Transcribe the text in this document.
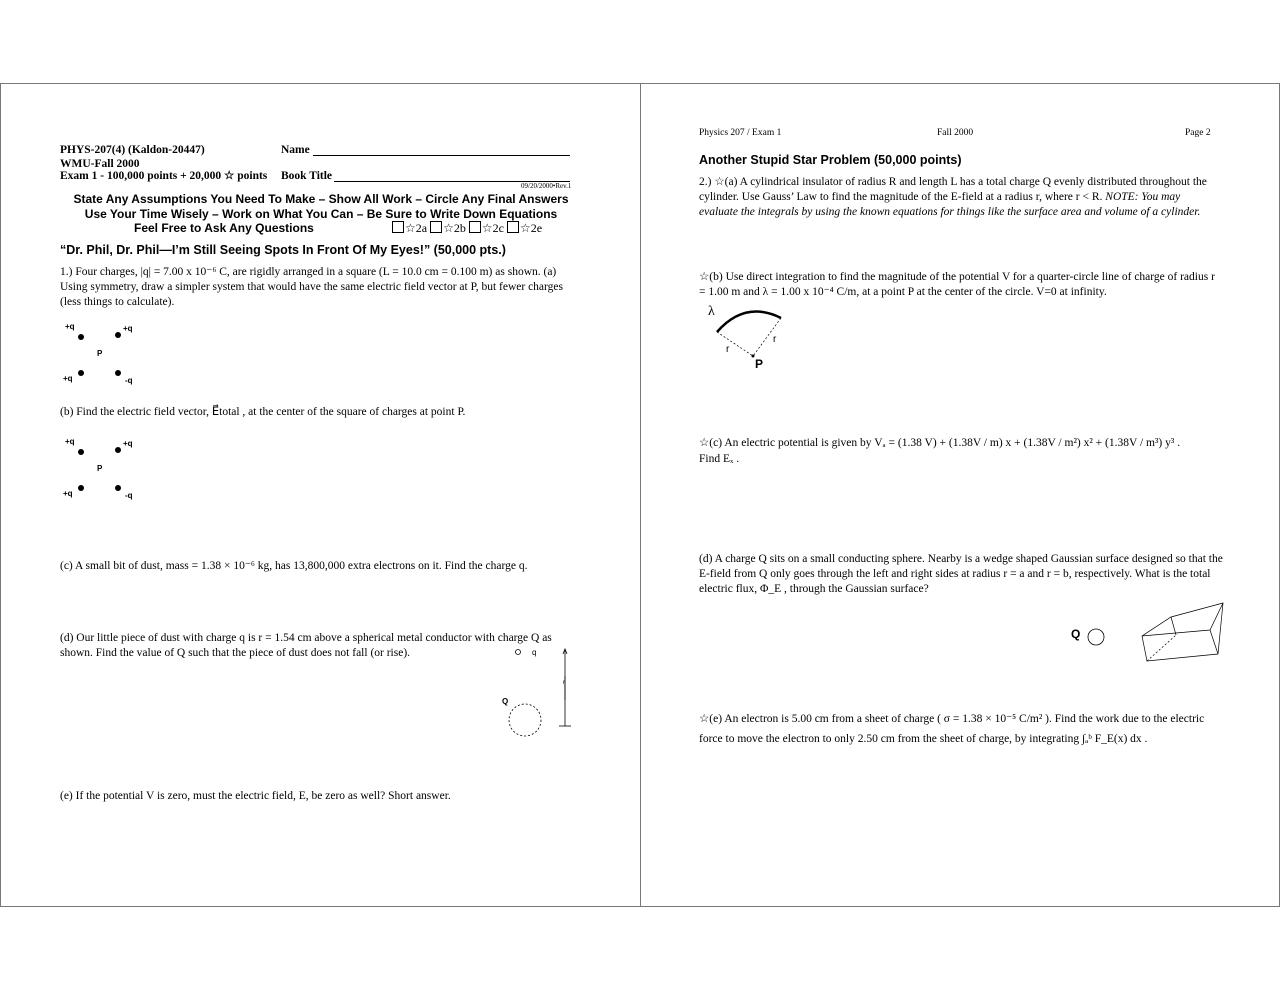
PHYS-207(4) (Kaldon-20447)
WMU-Fall 2000
Exam 1 - 100,000 points + 20,000 ☆ points
Name
Book Title
09/20/2000•Rev.1
State Any Assumptions You Need To Make – Show All Work – Circle Any Final Answers
Use Your Time Wisely – Work on What You Can – Be Sure to Write Down Equations
Feel Free to Ask Any Questions	☆2a ☆2b ☆2c ☆2e
“Dr. Phil, Dr. Phil—I’m Still Seeing Spots In Front Of My Eyes!” (50,000 pts.)
1.) Four charges, |q| = 7.00 x 10⁻⁶ C, are rigidly arranged in a square (L = 10.0 cm = 0.100 m) as shown. (a) Using symmetry, draw a simpler system that would have the same electric field vector at P, but fewer charges (less things to calculate).
+q	+q
+q	-q
P
(b) Find the electric field vector, E⃗total , at the center of the square of charges at point P.
+q	+q
+q	-q
P
(c) A small bit of dust, mass = 1.38 × 10⁻⁶ kg, has 13,800,000 extra electrons on it. Find the charge q.
(d) Our little piece of dust with charge q is r = 1.54 cm above a spherical metal conductor with charge Q as shown. Find the value of Q such that the piece of dust does not fall (or rise).	q
Q
r
(e) If the potential V is zero, must the electric field, E, be zero as well? Short answer.
Physics 207 / Exam 1	Fall 2000	Page 2
Another Stupid Star Problem (50,000 points)
2.) ☆(a) A cylindrical insulator of radius R and length L has a total charge Q evenly distributed throughout the cylinder. Use Gauss’ Law to find the magnitude of the E-field at a radius r, where r < R. NOTE: You may evaluate the integrals by using the known equations for things like the surface area and volume of a cylinder.
☆(b) Use direct integration to find the magnitude of the potential V for a quarter-circle line of charge of radius r = 1.00 m and λ = 1.00 x 10⁻⁴ C/m, at a point P at the center of the circle. V=0 at infinity.
λ
r
r
P
☆(c) An electric potential is given by Vₐ = (1.38 V) + (1.38V / m) x + (1.38V / m²) x² + (1.38V / m³) y³ .
Find Eₓ .
(d) A charge Q sits on a small conducting sphere. Nearby is a wedge shaped Gaussian surface designed so that the E-field from Q only goes through the left and right sides at radius r = a and r = b, respectively. What is the total electric flux, Φ_E , through the Gaussian surface?
Q
☆(e) An electron is 5.00 cm from a sheet of charge ( σ = 1.38 × 10⁻⁵ C/m² ). Find the work due to the electric force to move the electron to only 2.50 cm from the sheet of charge, by integrating ∫ₐᵇ F_E(x) dx .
• • • • • • •
→ **What the exercise asks**:
Print the entries above exactly, taking out only the pictures.

→ **Finished answer**:
Transcribe the text in this document.
PHYS-207(4) (Kaldon-20447)
WMU-Fall 2000
Exam 1 - 100,000 points + 20,000 ☆ points
Name
Book Title
09/20/2000•Rev.1
State Any Assumptions You Need To Make – Show All Work – Circle Any Final Answers
Use Your Time Wisely – Work on What You Can – Be Sure to Write Down Equations
Feel Free to Ask Any Questions	☆2a ☆2b ☆2c ☆2e
“Dr. Phil, Dr. Phil—I’m Still Seeing Spots In Front Of My Eyes!” (50,000 pts.)
1.) Four charges, |q| = 7.00 x 10⁻⁶ C, are rigidly arranged in a square (L = 10.0 cm = 0.100 m) as shown. (a) Using symmetry, draw a simpler system that would have the same electric field vector at P, but fewer charges (less things to calculate).
+q	+q
+q	-q
P
(b) Find the electric field vector, E⃗total , at the center of the square of charges at point P.
+q	+q
+q	-q
P
(c) A small bit of dust, mass = 1.38 × 10⁻⁶ kg, has 13,800,000 extra electrons on it. Find the charge q.
(d) Our little piece of dust with charge q is r = 1.54 cm above a spherical metal conductor with charge Q as shown. Find the value of Q such that the piece of dust does not fall (or rise).	q
Q
r
(e) If the potential V is zero, must the electric field, E, be zero as well? Short answer.
Physics 207 / Exam 1	Fall 2000	Page 2
Another Stupid Star Problem (50,000 points)
2.) ☆(a) A cylindrical insulator of radius R and length L has a total charge Q evenly distributed throughout the cylinder. Use Gauss’ Law to find the magnitude of the E-field at a radius r, where r < R. NOTE: You may evaluate the integrals by using the known equations for things like the surface area and volume of a cylinder.
☆(b) Use direct integration to find the magnitude of the potential V for a quarter-circle line of charge of radius r = 1.00 m and λ = 1.00 x 10⁻⁴ C/m, at a point P at the center of the circle. V=0 at infinity.
λ
r
r
P
☆(c) An electric potential is given by Vₐ = (1.38 V) + (1.38V / m) x + (1.38V / m²) x² + (1.38V / m³) y³ .
Find Eₓ .
(d) A charge Q sits on a small conducting sphere. Nearby is a wedge shaped Gaussian surface designed so that the E-field from Q only goes through the left and right sides at radius r = a and r = b, respectively. What is the total electric flux, Φ_E , through the Gaussian surface?
Q
☆(e) An electron is 5.00 cm from a sheet of charge ( σ = 1.38 × 10⁻⁵ C/m² ). Find the work due to the electric force to move the electron to only 2.50 cm from the sheet of charge, by integrating ∫ₐᵇ F_E(x) dx .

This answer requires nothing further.